• Task statement: Give the stretch of the listing from the line containing "bbox=[38, 352, 236, 383]" through the line containing "bbox=[38, 288, 314, 319]" as a Markdown table with columns Row and Entry, numbering each line and skipping blank lines.

• Coordinate annotation listing:
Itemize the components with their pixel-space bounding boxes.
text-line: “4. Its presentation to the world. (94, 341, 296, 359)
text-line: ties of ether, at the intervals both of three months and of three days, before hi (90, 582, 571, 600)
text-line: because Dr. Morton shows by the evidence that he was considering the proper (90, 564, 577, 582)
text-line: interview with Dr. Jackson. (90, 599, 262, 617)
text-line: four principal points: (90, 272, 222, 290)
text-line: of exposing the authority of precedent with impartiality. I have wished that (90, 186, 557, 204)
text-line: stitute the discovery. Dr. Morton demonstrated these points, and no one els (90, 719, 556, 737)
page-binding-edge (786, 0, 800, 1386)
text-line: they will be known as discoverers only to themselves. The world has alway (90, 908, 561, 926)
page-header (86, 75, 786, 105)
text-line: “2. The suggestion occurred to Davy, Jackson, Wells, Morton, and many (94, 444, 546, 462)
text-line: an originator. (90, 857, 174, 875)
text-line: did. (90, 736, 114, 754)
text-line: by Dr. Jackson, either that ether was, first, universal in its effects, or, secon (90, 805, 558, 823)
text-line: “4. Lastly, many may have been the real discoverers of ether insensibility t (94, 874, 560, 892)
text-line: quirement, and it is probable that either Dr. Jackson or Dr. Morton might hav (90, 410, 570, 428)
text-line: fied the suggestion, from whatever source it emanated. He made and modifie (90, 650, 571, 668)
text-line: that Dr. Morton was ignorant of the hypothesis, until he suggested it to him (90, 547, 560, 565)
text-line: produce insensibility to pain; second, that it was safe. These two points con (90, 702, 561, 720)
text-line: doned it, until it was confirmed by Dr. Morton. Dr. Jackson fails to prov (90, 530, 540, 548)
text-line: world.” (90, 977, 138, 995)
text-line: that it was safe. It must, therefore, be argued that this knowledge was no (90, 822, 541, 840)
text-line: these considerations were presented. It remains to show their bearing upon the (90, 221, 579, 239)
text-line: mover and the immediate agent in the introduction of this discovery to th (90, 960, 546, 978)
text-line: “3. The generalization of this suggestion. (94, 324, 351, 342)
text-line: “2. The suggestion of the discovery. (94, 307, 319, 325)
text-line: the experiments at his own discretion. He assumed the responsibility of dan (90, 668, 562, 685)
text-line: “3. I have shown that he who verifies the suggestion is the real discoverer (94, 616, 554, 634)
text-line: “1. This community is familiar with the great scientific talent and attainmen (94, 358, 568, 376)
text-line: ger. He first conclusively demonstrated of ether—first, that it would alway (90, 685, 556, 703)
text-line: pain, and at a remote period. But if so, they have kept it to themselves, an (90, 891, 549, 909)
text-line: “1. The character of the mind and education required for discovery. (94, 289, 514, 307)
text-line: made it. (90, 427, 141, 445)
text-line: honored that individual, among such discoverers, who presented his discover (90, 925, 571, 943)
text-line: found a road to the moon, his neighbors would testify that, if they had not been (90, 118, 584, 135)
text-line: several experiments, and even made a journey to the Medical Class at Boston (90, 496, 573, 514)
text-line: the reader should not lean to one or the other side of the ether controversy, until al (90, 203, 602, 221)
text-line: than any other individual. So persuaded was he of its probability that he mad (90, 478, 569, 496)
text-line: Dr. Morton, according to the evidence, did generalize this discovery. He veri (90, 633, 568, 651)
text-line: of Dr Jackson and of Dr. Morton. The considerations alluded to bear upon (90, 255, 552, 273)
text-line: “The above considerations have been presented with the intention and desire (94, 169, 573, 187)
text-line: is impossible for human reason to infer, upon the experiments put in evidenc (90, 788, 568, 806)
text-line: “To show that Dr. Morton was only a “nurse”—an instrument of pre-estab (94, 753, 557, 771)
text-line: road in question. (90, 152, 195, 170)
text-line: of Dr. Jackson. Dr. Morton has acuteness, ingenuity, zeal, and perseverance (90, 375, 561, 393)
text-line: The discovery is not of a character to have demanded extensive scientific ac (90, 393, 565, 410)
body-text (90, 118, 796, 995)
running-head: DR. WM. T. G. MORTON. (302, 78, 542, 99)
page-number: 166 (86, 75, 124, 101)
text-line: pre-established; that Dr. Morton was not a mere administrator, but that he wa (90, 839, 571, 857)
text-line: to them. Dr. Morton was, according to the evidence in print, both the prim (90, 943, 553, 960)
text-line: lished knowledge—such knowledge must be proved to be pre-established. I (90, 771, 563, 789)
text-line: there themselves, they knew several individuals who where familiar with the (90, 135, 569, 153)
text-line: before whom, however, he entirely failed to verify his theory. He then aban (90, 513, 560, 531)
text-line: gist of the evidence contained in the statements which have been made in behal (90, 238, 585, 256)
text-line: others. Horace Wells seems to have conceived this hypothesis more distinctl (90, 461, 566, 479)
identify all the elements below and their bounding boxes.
--
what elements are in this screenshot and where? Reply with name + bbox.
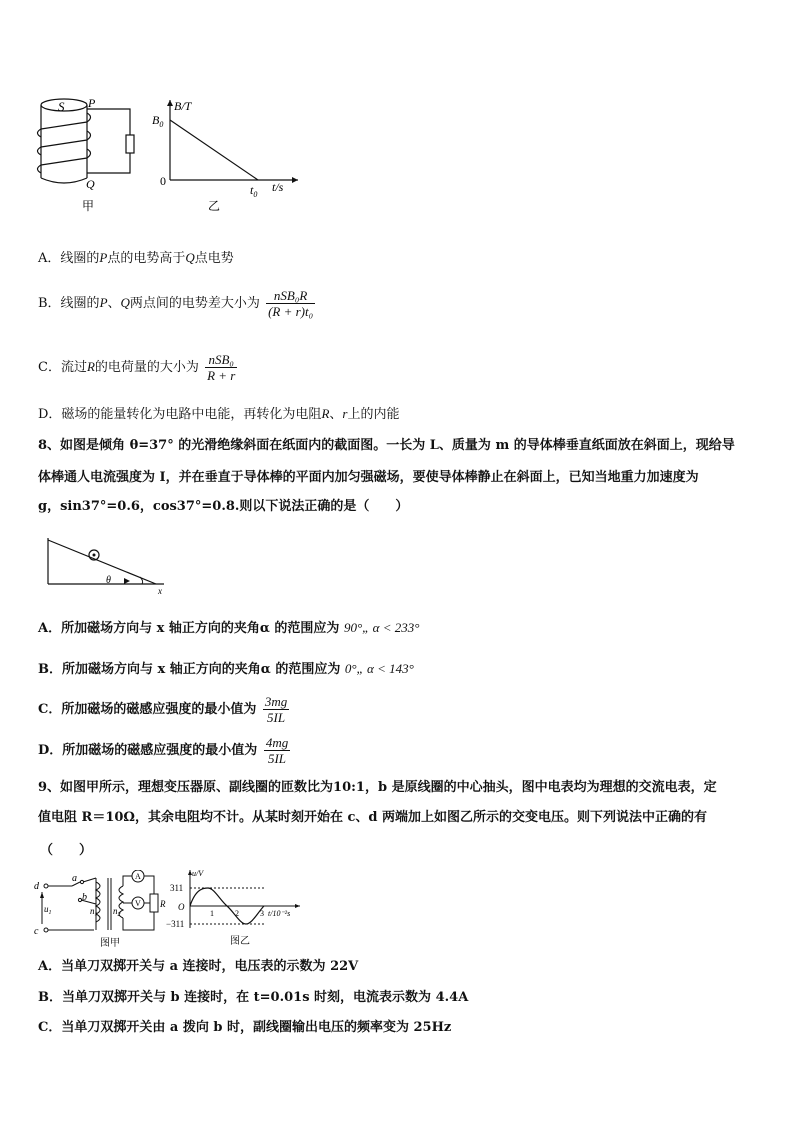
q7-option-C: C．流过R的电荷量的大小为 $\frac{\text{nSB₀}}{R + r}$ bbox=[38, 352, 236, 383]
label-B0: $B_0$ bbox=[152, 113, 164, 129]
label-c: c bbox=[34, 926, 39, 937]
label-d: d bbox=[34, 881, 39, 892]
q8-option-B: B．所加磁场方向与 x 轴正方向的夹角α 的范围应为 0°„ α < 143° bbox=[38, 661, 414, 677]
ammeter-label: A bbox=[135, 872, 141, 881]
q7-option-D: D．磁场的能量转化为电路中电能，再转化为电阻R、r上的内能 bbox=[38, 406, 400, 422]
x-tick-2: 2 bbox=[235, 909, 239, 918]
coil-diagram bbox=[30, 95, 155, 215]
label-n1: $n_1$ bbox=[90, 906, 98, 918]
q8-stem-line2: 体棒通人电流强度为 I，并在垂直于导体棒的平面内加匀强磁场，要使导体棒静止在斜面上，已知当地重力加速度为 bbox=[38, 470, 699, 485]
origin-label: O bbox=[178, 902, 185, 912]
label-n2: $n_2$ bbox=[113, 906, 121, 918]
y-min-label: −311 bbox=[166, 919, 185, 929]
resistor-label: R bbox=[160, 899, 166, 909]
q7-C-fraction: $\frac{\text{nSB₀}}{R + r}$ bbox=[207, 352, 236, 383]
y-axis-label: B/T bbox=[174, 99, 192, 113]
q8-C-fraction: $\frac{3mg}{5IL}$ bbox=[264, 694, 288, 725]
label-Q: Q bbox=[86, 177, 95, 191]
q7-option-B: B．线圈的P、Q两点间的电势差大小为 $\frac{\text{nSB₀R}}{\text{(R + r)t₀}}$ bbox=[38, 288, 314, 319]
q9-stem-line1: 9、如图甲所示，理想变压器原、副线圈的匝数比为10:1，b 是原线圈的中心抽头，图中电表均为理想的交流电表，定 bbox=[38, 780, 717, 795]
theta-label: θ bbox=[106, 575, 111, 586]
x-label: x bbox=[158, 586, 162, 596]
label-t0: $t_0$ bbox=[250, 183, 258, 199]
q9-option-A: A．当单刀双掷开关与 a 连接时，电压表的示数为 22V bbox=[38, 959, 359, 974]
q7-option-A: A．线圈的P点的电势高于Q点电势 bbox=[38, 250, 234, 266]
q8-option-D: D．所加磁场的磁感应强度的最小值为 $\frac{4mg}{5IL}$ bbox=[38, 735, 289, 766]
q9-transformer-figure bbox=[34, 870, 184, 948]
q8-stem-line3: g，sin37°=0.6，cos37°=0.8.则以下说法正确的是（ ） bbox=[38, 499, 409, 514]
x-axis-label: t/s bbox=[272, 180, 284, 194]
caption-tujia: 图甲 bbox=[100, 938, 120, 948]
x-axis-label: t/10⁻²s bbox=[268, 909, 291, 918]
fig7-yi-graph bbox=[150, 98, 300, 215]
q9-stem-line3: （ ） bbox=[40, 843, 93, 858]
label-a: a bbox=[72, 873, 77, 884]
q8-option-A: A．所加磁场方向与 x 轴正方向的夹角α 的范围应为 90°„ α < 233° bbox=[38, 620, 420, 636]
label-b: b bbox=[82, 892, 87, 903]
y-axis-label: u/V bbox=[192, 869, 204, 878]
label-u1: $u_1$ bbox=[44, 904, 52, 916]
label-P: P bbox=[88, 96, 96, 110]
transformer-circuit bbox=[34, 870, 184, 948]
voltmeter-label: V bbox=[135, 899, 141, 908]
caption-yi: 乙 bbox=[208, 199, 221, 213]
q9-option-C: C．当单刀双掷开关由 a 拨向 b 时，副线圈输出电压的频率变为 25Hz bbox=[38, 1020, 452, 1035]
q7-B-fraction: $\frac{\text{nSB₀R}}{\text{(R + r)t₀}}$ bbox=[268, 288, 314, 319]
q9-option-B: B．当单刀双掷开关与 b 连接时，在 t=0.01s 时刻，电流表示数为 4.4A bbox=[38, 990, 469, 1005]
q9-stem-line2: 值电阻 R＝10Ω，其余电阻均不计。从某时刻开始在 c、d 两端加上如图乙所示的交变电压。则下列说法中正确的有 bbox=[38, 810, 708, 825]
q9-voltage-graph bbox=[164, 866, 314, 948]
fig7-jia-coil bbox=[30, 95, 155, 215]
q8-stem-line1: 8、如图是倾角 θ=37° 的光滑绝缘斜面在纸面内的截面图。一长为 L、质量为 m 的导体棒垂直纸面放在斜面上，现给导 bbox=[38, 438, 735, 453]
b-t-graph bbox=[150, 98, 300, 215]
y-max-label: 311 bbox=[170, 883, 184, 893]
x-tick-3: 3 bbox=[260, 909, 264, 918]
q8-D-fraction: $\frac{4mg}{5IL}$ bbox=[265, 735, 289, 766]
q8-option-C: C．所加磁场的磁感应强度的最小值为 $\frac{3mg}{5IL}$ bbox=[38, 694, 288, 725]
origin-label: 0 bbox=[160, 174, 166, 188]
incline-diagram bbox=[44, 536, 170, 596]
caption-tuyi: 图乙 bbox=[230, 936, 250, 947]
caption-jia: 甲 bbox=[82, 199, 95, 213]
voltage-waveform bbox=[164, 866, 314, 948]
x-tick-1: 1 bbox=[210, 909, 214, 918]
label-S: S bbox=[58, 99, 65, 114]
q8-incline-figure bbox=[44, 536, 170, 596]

• Solved exercise:
| Row | Entry |
|---|---|
| 1 | q7-option-C: C．流过R的电荷量的大小为 $\frac{\text{nSB₀}}{R + r}$ bbox=[38, 352, 236, 383] |
| 2 | label-B0: $B_0$ bbox=[152, 113, 164, 129] |
| 3 | label-c: c bbox=[34, 926, 39, 937] |
| 4 | label-d: d bbox=[34, 881, 39, 892] |
| 5 | q8-option-B: B．所加磁场方向与 x 轴正方向的夹角α 的范围应为 0°„ α < 143° bbox=[38, 661, 414, 677] |
| 6 | ammeter-label: A bbox=[135, 872, 141, 881] |
| 7 | q7-option-D: D．磁场的能量转化为电路中电能，再转化为电阻R、r上的内能 bbox=[38, 406, 400, 422] |
| 8 | x-tick-2: 2 bbox=[235, 909, 239, 918] |
| 9 | coil-diagram bbox=[30, 95, 155, 215] |
| 10 | label-n1: $n_1$ bbox=[90, 906, 98, 918] |
| 11 | q8-stem-line2: 体棒通人电流强度为 I，并在垂直于导体棒的平面内加匀强磁场，要使导体棒静止在斜面上，已知当地重力加速度为 bbox=[38, 470, 699, 485] |
| 12 | origin-label: O bbox=[178, 902, 185, 912] |
| 13 | label-n2: $n_2$ bbox=[113, 906, 121, 918] |
| 14 | y-min-label: −311 bbox=[166, 919, 185, 929] |
| 15 | resistor-label: R bbox=[160, 899, 166, 909] |
| 16 | q7-C-fraction: $\frac{\text{nSB₀}}{R + r}$ bbox=[207, 352, 236, 383] |
| 17 | y-axis-label: B/T bbox=[174, 99, 192, 113] |
| 18 | q8-C-fraction: $\frac{3mg}{5IL}$ bbox=[264, 694, 288, 725] |
| 19 | label-Q: Q bbox=[86, 177, 95, 191] |
| 20 | q7-option-B: B．线圈的P、Q两点间的电势差大小为 $\frac{\text{nSB₀R}}{\text{(R + r)t₀}}$ bbox=[38, 288, 314, 319] |